### Aim of the exercise:
In the listing below, locate the lines bearing the word "JSON". Copy every one of them.

☆ ☆ ☆ ☆ ☆ ☆ ☆

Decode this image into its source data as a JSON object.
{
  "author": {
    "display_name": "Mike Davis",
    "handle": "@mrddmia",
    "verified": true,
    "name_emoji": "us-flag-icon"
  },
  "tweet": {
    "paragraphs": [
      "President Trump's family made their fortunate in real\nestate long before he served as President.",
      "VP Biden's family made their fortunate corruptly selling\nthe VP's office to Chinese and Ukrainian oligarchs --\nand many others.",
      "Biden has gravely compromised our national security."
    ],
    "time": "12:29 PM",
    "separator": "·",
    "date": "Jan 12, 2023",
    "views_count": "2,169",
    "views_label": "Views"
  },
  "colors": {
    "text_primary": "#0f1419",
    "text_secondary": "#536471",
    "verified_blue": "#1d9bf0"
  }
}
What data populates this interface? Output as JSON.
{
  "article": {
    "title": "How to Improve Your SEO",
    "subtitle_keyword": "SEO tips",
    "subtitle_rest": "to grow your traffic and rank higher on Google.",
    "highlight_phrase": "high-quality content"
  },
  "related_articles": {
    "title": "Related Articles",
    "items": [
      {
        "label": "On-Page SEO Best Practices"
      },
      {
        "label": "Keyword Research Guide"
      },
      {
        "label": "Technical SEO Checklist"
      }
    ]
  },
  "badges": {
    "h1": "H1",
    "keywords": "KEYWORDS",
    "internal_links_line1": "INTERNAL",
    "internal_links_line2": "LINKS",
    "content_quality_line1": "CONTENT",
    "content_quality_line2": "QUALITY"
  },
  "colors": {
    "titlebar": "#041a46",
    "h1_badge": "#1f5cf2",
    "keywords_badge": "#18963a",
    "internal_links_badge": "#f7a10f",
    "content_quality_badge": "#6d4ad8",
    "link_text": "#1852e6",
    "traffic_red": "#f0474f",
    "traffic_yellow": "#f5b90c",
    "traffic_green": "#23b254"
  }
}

☆ ☆ ☆ ☆ ☆ ☆ ☆

### In response:
Decode this image into its source data as a JSON object.
What data populates this interface? Output as JSON.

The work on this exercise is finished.